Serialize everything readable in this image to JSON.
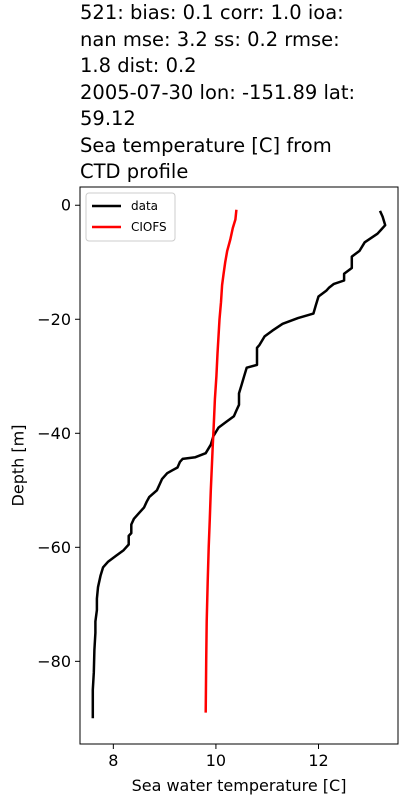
{
  "chart_data": {
    "type": "line",
    "title": "521: bias: 0.1  corr: 1.0  ioa: nan  mse: 3.2  ss: 0.2  rmse: 1.8  dist: 0.2\n2005-07-30 lon: -151.89 lat: 59.12\nSea temperature [C] from CTD profile",
    "title_lines": [
      "521: bias: 0.1  corr: 1.0  ioa:",
      "nan  mse: 3.2  ss: 0.2  rmse:",
      "1.8  dist: 0.2",
      "2005-07-30 lon: -151.89 lat:",
      "59.12",
      "Sea temperature [C] from",
      "CTD profile"
    ],
    "xlabel": "Sea water temperature [C]",
    "ylabel": "Depth [m]",
    "xlim": [
      7.35,
      13.55
    ],
    "ylim": [
      -94.5,
      3.2
    ],
    "xticks": [
      8,
      10,
      12
    ],
    "yticks": [
      0,
      -20,
      -40,
      -60,
      -80
    ],
    "ytick_labels": [
      "0",
      "−20",
      "−40",
      "−60",
      "−80"
    ],
    "grid": false,
    "legend_position": "upper-left",
    "series": [
      {
        "name": "data",
        "color": "#000000",
        "points": [
          [
            13.2,
            -1
          ],
          [
            13.25,
            -2
          ],
          [
            13.3,
            -3.5
          ],
          [
            13.15,
            -5
          ],
          [
            12.9,
            -6.5
          ],
          [
            12.8,
            -8
          ],
          [
            12.65,
            -9
          ],
          [
            12.65,
            -11
          ],
          [
            12.5,
            -12
          ],
          [
            12.5,
            -13.2
          ],
          [
            12.3,
            -13.8
          ],
          [
            12.2,
            -14.5
          ],
          [
            12.15,
            -15
          ],
          [
            12.0,
            -16
          ],
          [
            11.95,
            -17.5
          ],
          [
            11.9,
            -19
          ],
          [
            11.6,
            -19.8
          ],
          [
            11.3,
            -20.8
          ],
          [
            11.1,
            -22
          ],
          [
            10.95,
            -23
          ],
          [
            10.85,
            -24.5
          ],
          [
            10.8,
            -25
          ],
          [
            10.8,
            -27
          ],
          [
            10.8,
            -28
          ],
          [
            10.6,
            -28.5
          ],
          [
            10.55,
            -30
          ],
          [
            10.5,
            -31.5
          ],
          [
            10.45,
            -33
          ],
          [
            10.45,
            -35
          ],
          [
            10.4,
            -36
          ],
          [
            10.35,
            -37
          ],
          [
            10.2,
            -38
          ],
          [
            10.05,
            -39
          ],
          [
            9.95,
            -40.5
          ],
          [
            9.9,
            -42
          ],
          [
            9.8,
            -43.5
          ],
          [
            9.6,
            -44.2
          ],
          [
            9.35,
            -44.5
          ],
          [
            9.3,
            -45
          ],
          [
            9.25,
            -46
          ],
          [
            9.15,
            -46.5
          ],
          [
            9.05,
            -47
          ],
          [
            8.95,
            -48
          ],
          [
            8.9,
            -49
          ],
          [
            8.85,
            -50
          ],
          [
            8.7,
            -51.2
          ],
          [
            8.65,
            -52
          ],
          [
            8.6,
            -53
          ],
          [
            8.5,
            -54
          ],
          [
            8.4,
            -55
          ],
          [
            8.35,
            -56
          ],
          [
            8.35,
            -57.5
          ],
          [
            8.3,
            -58
          ],
          [
            8.3,
            -59.5
          ],
          [
            8.2,
            -60.5
          ],
          [
            8.05,
            -61.5
          ],
          [
            7.9,
            -62.5
          ],
          [
            7.8,
            -63.5
          ],
          [
            7.75,
            -65
          ],
          [
            7.7,
            -67
          ],
          [
            7.68,
            -69
          ],
          [
            7.68,
            -71
          ],
          [
            7.65,
            -73
          ],
          [
            7.65,
            -75
          ],
          [
            7.63,
            -78
          ],
          [
            7.62,
            -82
          ],
          [
            7.6,
            -85
          ],
          [
            7.6,
            -88
          ],
          [
            7.6,
            -90
          ]
        ]
      },
      {
        "name": "CIOFS",
        "color": "#ff0000",
        "points": [
          [
            10.4,
            -0.8
          ],
          [
            10.38,
            -2.5
          ],
          [
            10.33,
            -4
          ],
          [
            10.28,
            -6
          ],
          [
            10.22,
            -8
          ],
          [
            10.18,
            -10
          ],
          [
            10.15,
            -12
          ],
          [
            10.12,
            -14
          ],
          [
            10.1,
            -17
          ],
          [
            10.07,
            -20
          ],
          [
            10.05,
            -23
          ],
          [
            10.03,
            -26
          ],
          [
            10.01,
            -30
          ],
          [
            9.98,
            -34
          ],
          [
            9.96,
            -38
          ],
          [
            9.94,
            -42
          ],
          [
            9.92,
            -46
          ],
          [
            9.9,
            -50
          ],
          [
            9.88,
            -55
          ],
          [
            9.86,
            -60
          ],
          [
            9.84,
            -66
          ],
          [
            9.82,
            -73
          ],
          [
            9.81,
            -80
          ],
          [
            9.8,
            -89
          ]
        ]
      }
    ]
  }
}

*Problem to work on*
Each record above should be copied character for character, with pictures dropped.

*Response to the task*
Serialize everything readable in this image to JSON.
{
  "chart_data": {
    "type": "line",
    "title": "521: bias: 0.1  corr: 1.0  ioa: nan  mse: 3.2  ss: 0.2  rmse: 1.8  dist: 0.2\n2005-07-30 lon: -151.89 lat: 59.12\nSea temperature [C] from CTD profile",
    "title_lines": [
      "521: bias: 0.1  corr: 1.0  ioa:",
      "nan  mse: 3.2  ss: 0.2  rmse:",
      "1.8  dist: 0.2",
      "2005-07-30 lon: -151.89 lat:",
      "59.12",
      "Sea temperature [C] from",
      "CTD profile"
    ],
    "xlabel": "Sea water temperature [C]",
    "ylabel": "Depth [m]",
    "xlim": [
      7.35,
      13.55
    ],
    "ylim": [
      -94.5,
      3.2
    ],
    "xticks": [
      8,
      10,
      12
    ],
    "yticks": [
      0,
      -20,
      -40,
      -60,
      -80
    ],
    "ytick_labels": [
      "0",
      "−20",
      "−40",
      "−60",
      "−80"
    ],
    "grid": false,
    "legend_position": "upper-left",
    "series": [
      {
        "name": "data",
        "color": "#000000",
        "points": [
          [
            13.2,
            -1
          ],
          [
            13.25,
            -2
          ],
          [
            13.3,
            -3.5
          ],
          [
            13.15,
            -5
          ],
          [
            12.9,
            -6.5
          ],
          [
            12.8,
            -8
          ],
          [
            12.65,
            -9
          ],
          [
            12.65,
            -11
          ],
          [
            12.5,
            -12
          ],
          [
            12.5,
            -13.2
          ],
          [
            12.3,
            -13.8
          ],
          [
            12.2,
            -14.5
          ],
          [
            12.15,
            -15
          ],
          [
            12.0,
            -16
          ],
          [
            11.95,
            -17.5
          ],
          [
            11.9,
            -19
          ],
          [
            11.6,
            -19.8
          ],
          [
            11.3,
            -20.8
          ],
          [
            11.1,
            -22
          ],
          [
            10.95,
            -23
          ],
          [
            10.85,
            -24.5
          ],
          [
            10.8,
            -25
          ],
          [
            10.8,
            -27
          ],
          [
            10.8,
            -28
          ],
          [
            10.6,
            -28.5
          ],
          [
            10.55,
            -30
          ],
          [
            10.5,
            -31.5
          ],
          [
            10.45,
            -33
          ],
          [
            10.45,
            -35
          ],
          [
            10.4,
            -36
          ],
          [
            10.35,
            -37
          ],
          [
            10.2,
            -38
          ],
          [
            10.05,
            -39
          ],
          [
            9.95,
            -40.5
          ],
          [
            9.9,
            -42
          ],
          [
            9.8,
            -43.5
          ],
          [
            9.6,
            -44.2
          ],
          [
            9.35,
            -44.5
          ],
          [
            9.3,
            -45
          ],
          [
            9.25,
            -46
          ],
          [
            9.15,
            -46.5
          ],
          [
            9.05,
            -47
          ],
          [
            8.95,
            -48
          ],
          [
            8.9,
            -49
          ],
          [
            8.85,
            -50
          ],
          [
            8.7,
            -51.2
          ],
          [
            8.65,
            -52
          ],
          [
            8.6,
            -53
          ],
          [
            8.5,
            -54
          ],
          [
            8.4,
            -55
          ],
          [
            8.35,
            -56
          ],
          [
            8.35,
            -57.5
          ],
          [
            8.3,
            -58
          ],
          [
            8.3,
            -59.5
          ],
          [
            8.2,
            -60.5
          ],
          [
            8.05,
            -61.5
          ],
          [
            7.9,
            -62.5
          ],
          [
            7.8,
            -63.5
          ],
          [
            7.75,
            -65
          ],
          [
            7.7,
            -67
          ],
          [
            7.68,
            -69
          ],
          [
            7.68,
            -71
          ],
          [
            7.65,
            -73
          ],
          [
            7.65,
            -75
          ],
          [
            7.63,
            -78
          ],
          [
            7.62,
            -82
          ],
          [
            7.6,
            -85
          ],
          [
            7.6,
            -88
          ],
          [
            7.6,
            -90
          ]
        ]
      },
      {
        "name": "CIOFS",
        "color": "#ff0000",
        "points": [
          [
            10.4,
            -0.8
          ],
          [
            10.38,
            -2.5
          ],
          [
            10.33,
            -4
          ],
          [
            10.28,
            -6
          ],
          [
            10.22,
            -8
          ],
          [
            10.18,
            -10
          ],
          [
            10.15,
            -12
          ],
          [
            10.12,
            -14
          ],
          [
            10.1,
            -17
          ],
          [
            10.07,
            -20
          ],
          [
            10.05,
            -23
          ],
          [
            10.03,
            -26
          ],
          [
            10.01,
            -30
          ],
          [
            9.98,
            -34
          ],
          [
            9.96,
            -38
          ],
          [
            9.94,
            -42
          ],
          [
            9.92,
            -46
          ],
          [
            9.9,
            -50
          ],
          [
            9.88,
            -55
          ],
          [
            9.86,
            -60
          ],
          [
            9.84,
            -66
          ],
          [
            9.82,
            -73
          ],
          [
            9.81,
            -80
          ],
          [
            9.8,
            -89
          ]
        ]
      }
    ]
  }
}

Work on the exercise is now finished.